Exercise requirements ->
From the entries below, tally how many lines contain "title" and report only that figure.

********************

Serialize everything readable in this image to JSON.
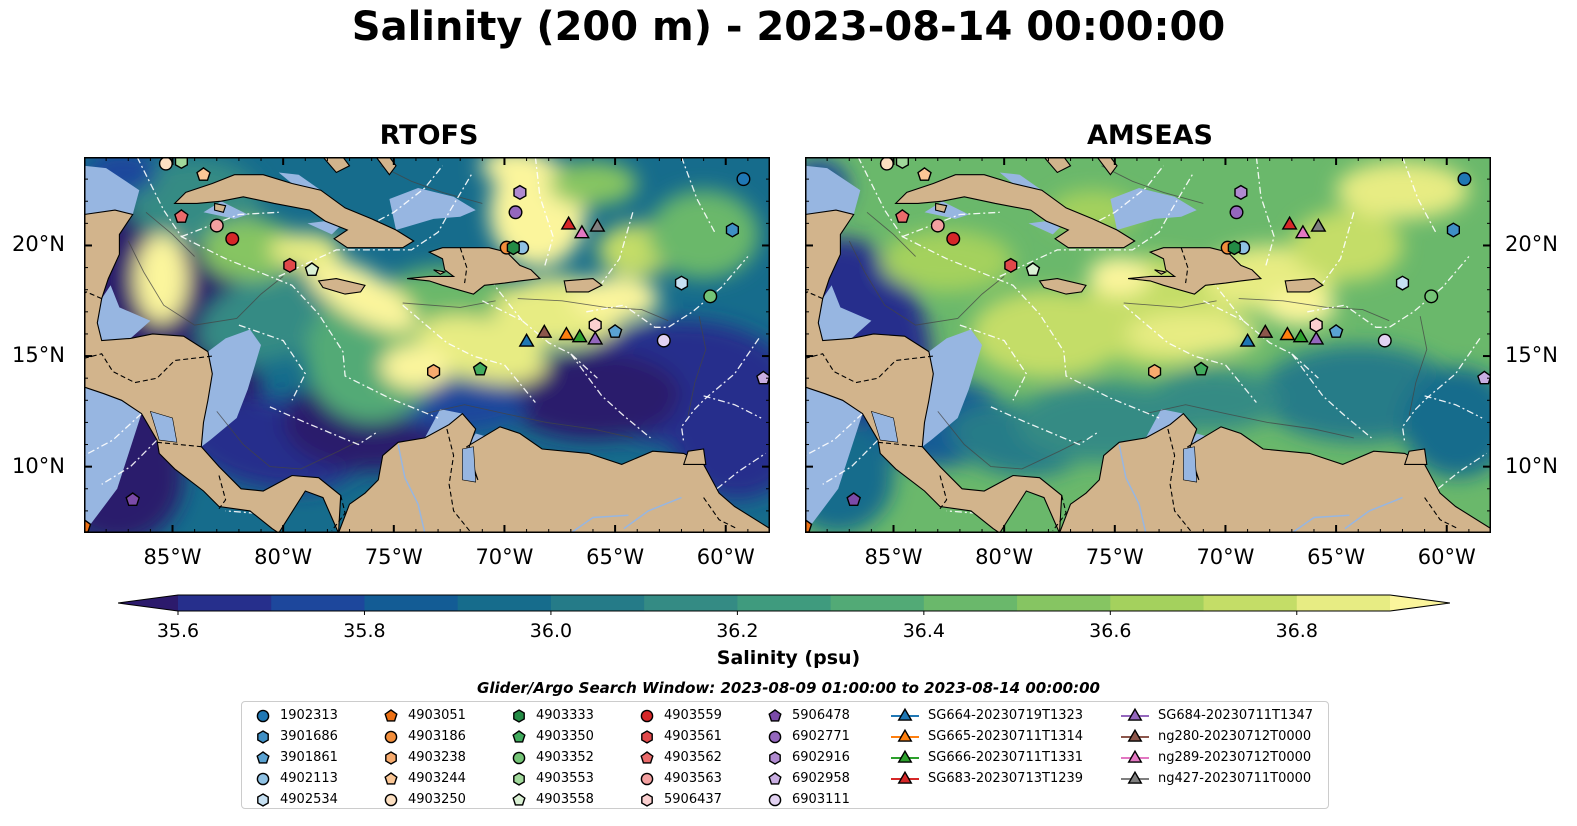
{
  "title": "Salinity (200 m) - 2023-08-14 00:00:00",
  "panels": [
    {
      "title": "RTOFS"
    },
    {
      "title": "AMSEAS"
    }
  ],
  "map_extent": {
    "lon": [
      -89,
      -58
    ],
    "lat": [
      7,
      24
    ]
  },
  "lat_ticks": [
    {
      "value": 20,
      "label": "20°N"
    },
    {
      "value": 15,
      "label": "15°N"
    },
    {
      "value": 10,
      "label": "10°N"
    }
  ],
  "lon_ticks": [
    {
      "value": -85,
      "label": "85°W"
    },
    {
      "value": -80,
      "label": "80°W"
    },
    {
      "value": -75,
      "label": "75°W"
    },
    {
      "value": -70,
      "label": "70°W"
    },
    {
      "value": -65,
      "label": "65°W"
    },
    {
      "value": -60,
      "label": "60°W"
    }
  ],
  "colorbar": {
    "label": "Salinity (psu)",
    "range": [
      35.5,
      37.0
    ],
    "extend": "both",
    "ticks": [
      {
        "value": 35.6,
        "label": "35.6"
      },
      {
        "value": 35.8,
        "label": "35.8"
      },
      {
        "value": 36.0,
        "label": "36.0"
      },
      {
        "value": 36.2,
        "label": "36.2"
      },
      {
        "value": 36.4,
        "label": "36.4"
      },
      {
        "value": 36.6,
        "label": "36.6"
      },
      {
        "value": 36.8,
        "label": "36.8"
      }
    ],
    "colors": [
      "#2c1a6c",
      "#262f8c",
      "#1d479c",
      "#135c95",
      "#166c8c",
      "#257b88",
      "#348b84",
      "#3f9b7e",
      "#52aa76",
      "#6ab86b",
      "#86c562",
      "#a4d15d",
      "#c4dd67",
      "#e7ec83",
      "#fbf59c"
    ]
  },
  "legend": {
    "title": "Glider/Argo Search Window: 2023-08-09 01:00:00 to 2023-08-14 00:00:00",
    "columns": [
      [
        {
          "label": "1902313",
          "marker": "circle",
          "color": "#1f77b4"
        },
        {
          "label": "3901686",
          "marker": "hexagon",
          "color": "#3f8fc4"
        },
        {
          "label": "3901861",
          "marker": "pentagon",
          "color": "#5aa2d2"
        },
        {
          "label": "4902113",
          "marker": "circle",
          "color": "#8fc1e3"
        },
        {
          "label": "4902534",
          "marker": "hexagon",
          "color": "#c6e0f2"
        }
      ],
      [
        {
          "label": "4903051",
          "marker": "pentagon",
          "color": "#ec7014"
        },
        {
          "label": "4903186",
          "marker": "circle",
          "color": "#f28e3c"
        },
        {
          "label": "4903238",
          "marker": "hexagon",
          "color": "#f7ab6e"
        },
        {
          "label": "4903244",
          "marker": "pentagon",
          "color": "#fbc796"
        },
        {
          "label": "4903250",
          "marker": "circle",
          "color": "#fde0c2"
        }
      ],
      [
        {
          "label": "4903333",
          "marker": "hexagon",
          "color": "#238b45"
        },
        {
          "label": "4903350",
          "marker": "pentagon",
          "color": "#41ab5d"
        },
        {
          "label": "4903352",
          "marker": "circle",
          "color": "#74c476"
        },
        {
          "label": "4903553",
          "marker": "hexagon",
          "color": "#a1d99b"
        },
        {
          "label": "4903558",
          "marker": "pentagon",
          "color": "#d9f0d3"
        }
      ],
      [
        {
          "label": "4903559",
          "marker": "circle",
          "color": "#d62728"
        },
        {
          "label": "4903561",
          "marker": "hexagon",
          "color": "#e0484a"
        },
        {
          "label": "4903562",
          "marker": "pentagon",
          "color": "#ea6b6b"
        },
        {
          "label": "4903563",
          "marker": "circle",
          "color": "#f3a0a0"
        },
        {
          "label": "5906437",
          "marker": "hexagon",
          "color": "#fbd0d0"
        }
      ],
      [
        {
          "label": "5906478",
          "marker": "pentagon",
          "color": "#7b4aa8"
        },
        {
          "label": "6902771",
          "marker": "circle",
          "color": "#9467bd"
        },
        {
          "label": "6902916",
          "marker": "hexagon",
          "color": "#b08ad0"
        },
        {
          "label": "6902958",
          "marker": "pentagon",
          "color": "#c9aee2"
        },
        {
          "label": "6903111",
          "marker": "circle",
          "color": "#e2d2f2"
        }
      ],
      [
        {
          "label": "SG664-20230719T1323",
          "marker": "triangle",
          "color": "#1f77b4"
        },
        {
          "label": "SG665-20230711T1314",
          "marker": "triangle",
          "color": "#ff7f0e"
        },
        {
          "label": "SG666-20230711T1331",
          "marker": "triangle",
          "color": "#2ca02c"
        },
        {
          "label": "SG683-20230713T1239",
          "marker": "triangle",
          "color": "#d62728"
        }
      ],
      [
        {
          "label": "SG684-20230711T1347",
          "marker": "triangle",
          "color": "#9467bd"
        },
        {
          "label": "ng280-20230712T0000",
          "marker": "triangle",
          "color": "#8c564b"
        },
        {
          "label": "ng289-20230712T0000",
          "marker": "triangle",
          "color": "#e377c2"
        },
        {
          "label": "ng427-20230711T0000",
          "marker": "triangle",
          "color": "#7f7f7f"
        }
      ]
    ]
  },
  "markers": [
    {
      "label": "1902313",
      "lon": -59.2,
      "lat": 23.0,
      "marker": "circle",
      "color": "#1f77b4"
    },
    {
      "label": "3901686",
      "lon": -59.7,
      "lat": 20.7,
      "marker": "hexagon",
      "color": "#3f8fc4"
    },
    {
      "label": "3901861",
      "lon": -65.0,
      "lat": 16.1,
      "marker": "pentagon",
      "color": "#5aa2d2"
    },
    {
      "label": "4902113",
      "lon": -69.2,
      "lat": 19.9,
      "marker": "circle",
      "color": "#8fc1e3"
    },
    {
      "label": "4902534",
      "lon": -62.0,
      "lat": 18.3,
      "marker": "hexagon",
      "color": "#c6e0f2"
    },
    {
      "label": "4903051",
      "lon": -89.0,
      "lat": 7.3,
      "marker": "pentagon",
      "color": "#ec7014"
    },
    {
      "label": "4903186",
      "lon": -69.9,
      "lat": 19.9,
      "marker": "circle",
      "color": "#f28e3c"
    },
    {
      "label": "4903238",
      "lon": -73.2,
      "lat": 14.3,
      "marker": "hexagon",
      "color": "#f7ab6e"
    },
    {
      "label": "4903244",
      "lon": -83.6,
      "lat": 23.2,
      "marker": "pentagon",
      "color": "#fbc796"
    },
    {
      "label": "4903250",
      "lon": -85.3,
      "lat": 23.7,
      "marker": "circle",
      "color": "#fde0c2"
    },
    {
      "label": "4903333",
      "lon": -69.6,
      "lat": 19.9,
      "marker": "hexagon",
      "color": "#238b45"
    },
    {
      "label": "4903350",
      "lon": -71.1,
      "lat": 14.4,
      "marker": "pentagon",
      "color": "#41ab5d"
    },
    {
      "label": "4903352",
      "lon": -60.7,
      "lat": 17.7,
      "marker": "circle",
      "color": "#74c476"
    },
    {
      "label": "4903553",
      "lon": -84.6,
      "lat": 23.8,
      "marker": "hexagon",
      "color": "#a1d99b"
    },
    {
      "label": "4903558",
      "lon": -78.7,
      "lat": 18.9,
      "marker": "pentagon",
      "color": "#d9f0d3"
    },
    {
      "label": "4903559",
      "lon": -82.3,
      "lat": 20.3,
      "marker": "circle",
      "color": "#d62728"
    },
    {
      "label": "4903561",
      "lon": -79.7,
      "lat": 19.1,
      "marker": "hexagon",
      "color": "#e0484a"
    },
    {
      "label": "4903562",
      "lon": -84.6,
      "lat": 21.3,
      "marker": "pentagon",
      "color": "#ea6b6b"
    },
    {
      "label": "4903563",
      "lon": -83.0,
      "lat": 20.9,
      "marker": "circle",
      "color": "#f3a0a0"
    },
    {
      "label": "5906437",
      "lon": -65.9,
      "lat": 16.4,
      "marker": "hexagon",
      "color": "#fbd0d0"
    },
    {
      "label": "5906478",
      "lon": -86.8,
      "lat": 8.5,
      "marker": "pentagon",
      "color": "#7b4aa8"
    },
    {
      "label": "6902771",
      "lon": -69.5,
      "lat": 21.5,
      "marker": "circle",
      "color": "#9467bd"
    },
    {
      "label": "6902916",
      "lon": -69.3,
      "lat": 22.4,
      "marker": "hexagon",
      "color": "#b08ad0"
    },
    {
      "label": "6902958",
      "lon": -58.3,
      "lat": 14.0,
      "marker": "pentagon",
      "color": "#c9aee2"
    },
    {
      "label": "6903111",
      "lon": -62.8,
      "lat": 15.7,
      "marker": "circle",
      "color": "#e2d2f2"
    },
    {
      "label": "SG664-20230719T1323",
      "lon": -69.0,
      "lat": 15.7,
      "marker": "triangle",
      "color": "#1f77b4"
    },
    {
      "label": "SG665-20230711T1314",
      "lon": -67.2,
      "lat": 16.0,
      "marker": "triangle",
      "color": "#ff7f0e"
    },
    {
      "label": "SG666-20230711T1331",
      "lon": -66.6,
      "lat": 15.9,
      "marker": "triangle",
      "color": "#2ca02c"
    },
    {
      "label": "SG683-20230713T1239",
      "lon": -67.1,
      "lat": 21.0,
      "marker": "triangle",
      "color": "#d62728"
    },
    {
      "label": "SG684-20230711T1347",
      "lon": -65.9,
      "lat": 15.8,
      "marker": "triangle",
      "color": "#9467bd"
    },
    {
      "label": "ng280-20230712T0000",
      "lon": -68.2,
      "lat": 16.1,
      "marker": "triangle",
      "color": "#8c564b"
    },
    {
      "label": "ng289-20230712T0000",
      "lon": -66.5,
      "lat": 20.6,
      "marker": "triangle",
      "color": "#e377c2"
    },
    {
      "label": "ng427-20230711T0000",
      "lon": -65.8,
      "lat": 20.9,
      "marker": "triangle",
      "color": "#7f7f7f"
    }
  ],
  "colors": {
    "land": "#d2b48c",
    "shallow_water": "#97b6e1",
    "contour": "#444444"
  }
}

********************

Result for this exercise ->
4